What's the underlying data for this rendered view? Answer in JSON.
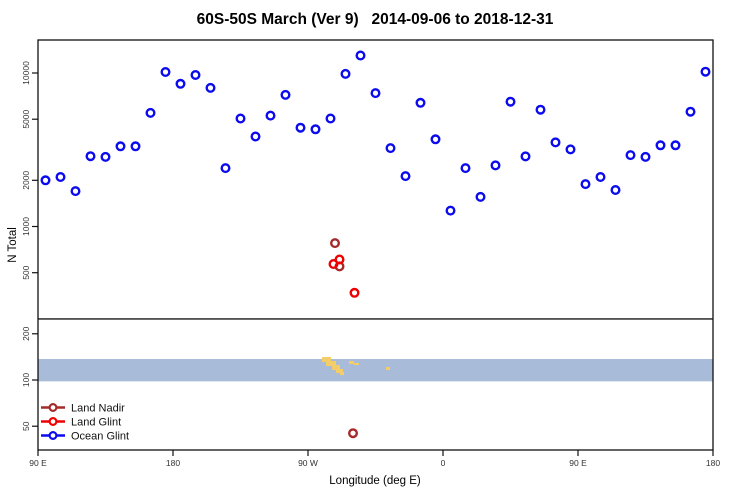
{
  "chart_data": {
    "type": "scatter",
    "title": "60S-50S March (Ver 9)   2014-09-06 to 2018-12-31",
    "xlabel": "Longitude (deg E)",
    "ylabel": "N Total",
    "x_axis": {
      "unit": "deg E",
      "range_deg": [
        90,
        540
      ],
      "ticks": [
        {
          "lon": 90,
          "label": "90 E"
        },
        {
          "lon": 180,
          "label": "180"
        },
        {
          "lon": 270,
          "label": "90 W"
        },
        {
          "lon": 360,
          "label": "0"
        },
        {
          "lon": 450,
          "label": "90 E"
        },
        {
          "lon": 540,
          "label": "180"
        }
      ]
    },
    "y_axis": {
      "scale": "log",
      "range": [
        35,
        16000
      ],
      "ticks": [
        50,
        100,
        200,
        500,
        1000,
        2000,
        5000,
        10000
      ]
    },
    "threshold_line_n": 250,
    "series": [
      {
        "name": "Land Nadir",
        "color": "#a52a2a",
        "points": [
          [
            288,
            780
          ],
          [
            291,
            550
          ],
          [
            300,
            45
          ]
        ]
      },
      {
        "name": "Land Glint",
        "color": "#ee0000",
        "points": [
          [
            287,
            570
          ],
          [
            291,
            610
          ],
          [
            301,
            370
          ]
        ]
      },
      {
        "name": "Ocean Glint",
        "color": "#0b0bee",
        "points": [
          [
            95,
            2000
          ],
          [
            105,
            2100
          ],
          [
            115,
            1700
          ],
          [
            125,
            2870
          ],
          [
            135,
            2840
          ],
          [
            145,
            3330
          ],
          [
            155,
            3330
          ],
          [
            165,
            5500
          ],
          [
            175,
            10150
          ],
          [
            185,
            8500
          ],
          [
            195,
            9700
          ],
          [
            205,
            8000
          ],
          [
            215,
            2400
          ],
          [
            225,
            5050
          ],
          [
            235,
            3860
          ],
          [
            245,
            5280
          ],
          [
            255,
            7200
          ],
          [
            265,
            4400
          ],
          [
            275,
            4300
          ],
          [
            285,
            5050
          ],
          [
            295,
            9860
          ],
          [
            305,
            13000
          ],
          [
            315,
            7400
          ],
          [
            325,
            3240
          ],
          [
            335,
            2130
          ],
          [
            345,
            6400
          ],
          [
            355,
            3700
          ],
          [
            365,
            1270
          ],
          [
            375,
            2400
          ],
          [
            385,
            1560
          ],
          [
            395,
            2500
          ],
          [
            405,
            6500
          ],
          [
            415,
            2860
          ],
          [
            425,
            5770
          ],
          [
            435,
            3530
          ],
          [
            445,
            3180
          ],
          [
            455,
            1890
          ],
          [
            465,
            2100
          ],
          [
            475,
            1730
          ],
          [
            485,
            2920
          ],
          [
            495,
            2840
          ],
          [
            505,
            3380
          ],
          [
            515,
            3380
          ],
          [
            525,
            5600
          ],
          [
            535,
            10200
          ]
        ]
      }
    ],
    "map_band": {
      "description": "60S-50S latitude strip: ocean in light blue, land in yellow",
      "ocean_color": "#a8bcd9",
      "land_color": "#f2cd69",
      "n_range": [
        98,
        137
      ],
      "land_patches": [
        [
          322,
          357,
          9,
          5
        ],
        [
          326,
          361,
          10,
          5
        ],
        [
          332,
          365,
          8,
          5
        ],
        [
          336,
          369,
          7,
          4
        ],
        [
          340,
          372,
          4,
          3
        ],
        [
          349,
          361,
          5,
          3
        ],
        [
          354,
          363,
          5,
          2
        ],
        [
          386,
          367,
          4,
          3
        ]
      ]
    },
    "legend": {
      "position": "bottom-left",
      "entries": [
        {
          "label": "Land Nadir",
          "color": "#a52a2a"
        },
        {
          "label": "Land Glint",
          "color": "#ee0000"
        },
        {
          "label": "Ocean Glint",
          "color": "#0b0bee"
        }
      ]
    },
    "layout_hints": {
      "grid": false,
      "marker": "open-circle"
    }
  }
}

» WHAT IS REQUIRED
Transcribe the entries above verbatim, omitting their pictures.

» THE ANSWER
What's the underlying data for this rendered view? Answer in JSON.
{
  "chart_data": {
    "type": "scatter",
    "title": "60S-50S March (Ver 9)   2014-09-06 to 2018-12-31",
    "xlabel": "Longitude (deg E)",
    "ylabel": "N Total",
    "x_axis": {
      "unit": "deg E",
      "range_deg": [
        90,
        540
      ],
      "ticks": [
        {
          "lon": 90,
          "label": "90 E"
        },
        {
          "lon": 180,
          "label": "180"
        },
        {
          "lon": 270,
          "label": "90 W"
        },
        {
          "lon": 360,
          "label": "0"
        },
        {
          "lon": 450,
          "label": "90 E"
        },
        {
          "lon": 540,
          "label": "180"
        }
      ]
    },
    "y_axis": {
      "scale": "log",
      "range": [
        35,
        16000
      ],
      "ticks": [
        50,
        100,
        200,
        500,
        1000,
        2000,
        5000,
        10000
      ]
    },
    "threshold_line_n": 250,
    "series": [
      {
        "name": "Land Nadir",
        "color": "#a52a2a",
        "points": [
          [
            288,
            780
          ],
          [
            291,
            550
          ],
          [
            300,
            45
          ]
        ]
      },
      {
        "name": "Land Glint",
        "color": "#ee0000",
        "points": [
          [
            287,
            570
          ],
          [
            291,
            610
          ],
          [
            301,
            370
          ]
        ]
      },
      {
        "name": "Ocean Glint",
        "color": "#0b0bee",
        "points": [
          [
            95,
            2000
          ],
          [
            105,
            2100
          ],
          [
            115,
            1700
          ],
          [
            125,
            2870
          ],
          [
            135,
            2840
          ],
          [
            145,
            3330
          ],
          [
            155,
            3330
          ],
          [
            165,
            5500
          ],
          [
            175,
            10150
          ],
          [
            185,
            8500
          ],
          [
            195,
            9700
          ],
          [
            205,
            8000
          ],
          [
            215,
            2400
          ],
          [
            225,
            5050
          ],
          [
            235,
            3860
          ],
          [
            245,
            5280
          ],
          [
            255,
            7200
          ],
          [
            265,
            4400
          ],
          [
            275,
            4300
          ],
          [
            285,
            5050
          ],
          [
            295,
            9860
          ],
          [
            305,
            13000
          ],
          [
            315,
            7400
          ],
          [
            325,
            3240
          ],
          [
            335,
            2130
          ],
          [
            345,
            6400
          ],
          [
            355,
            3700
          ],
          [
            365,
            1270
          ],
          [
            375,
            2400
          ],
          [
            385,
            1560
          ],
          [
            395,
            2500
          ],
          [
            405,
            6500
          ],
          [
            415,
            2860
          ],
          [
            425,
            5770
          ],
          [
            435,
            3530
          ],
          [
            445,
            3180
          ],
          [
            455,
            1890
          ],
          [
            465,
            2100
          ],
          [
            475,
            1730
          ],
          [
            485,
            2920
          ],
          [
            495,
            2840
          ],
          [
            505,
            3380
          ],
          [
            515,
            3380
          ],
          [
            525,
            5600
          ],
          [
            535,
            10200
          ]
        ]
      }
    ],
    "map_band": {
      "description": "60S-50S latitude strip: ocean in light blue, land in yellow",
      "ocean_color": "#a8bcd9",
      "land_color": "#f2cd69",
      "n_range": [
        98,
        137
      ],
      "land_patches": [
        [
          322,
          357,
          9,
          5
        ],
        [
          326,
          361,
          10,
          5
        ],
        [
          332,
          365,
          8,
          5
        ],
        [
          336,
          369,
          7,
          4
        ],
        [
          340,
          372,
          4,
          3
        ],
        [
          349,
          361,
          5,
          3
        ],
        [
          354,
          363,
          5,
          2
        ],
        [
          386,
          367,
          4,
          3
        ]
      ]
    },
    "legend": {
      "position": "bottom-left",
      "entries": [
        {
          "label": "Land Nadir",
          "color": "#a52a2a"
        },
        {
          "label": "Land Glint",
          "color": "#ee0000"
        },
        {
          "label": "Ocean Glint",
          "color": "#0b0bee"
        }
      ]
    },
    "layout_hints": {
      "grid": false,
      "marker": "open-circle"
    }
  }
}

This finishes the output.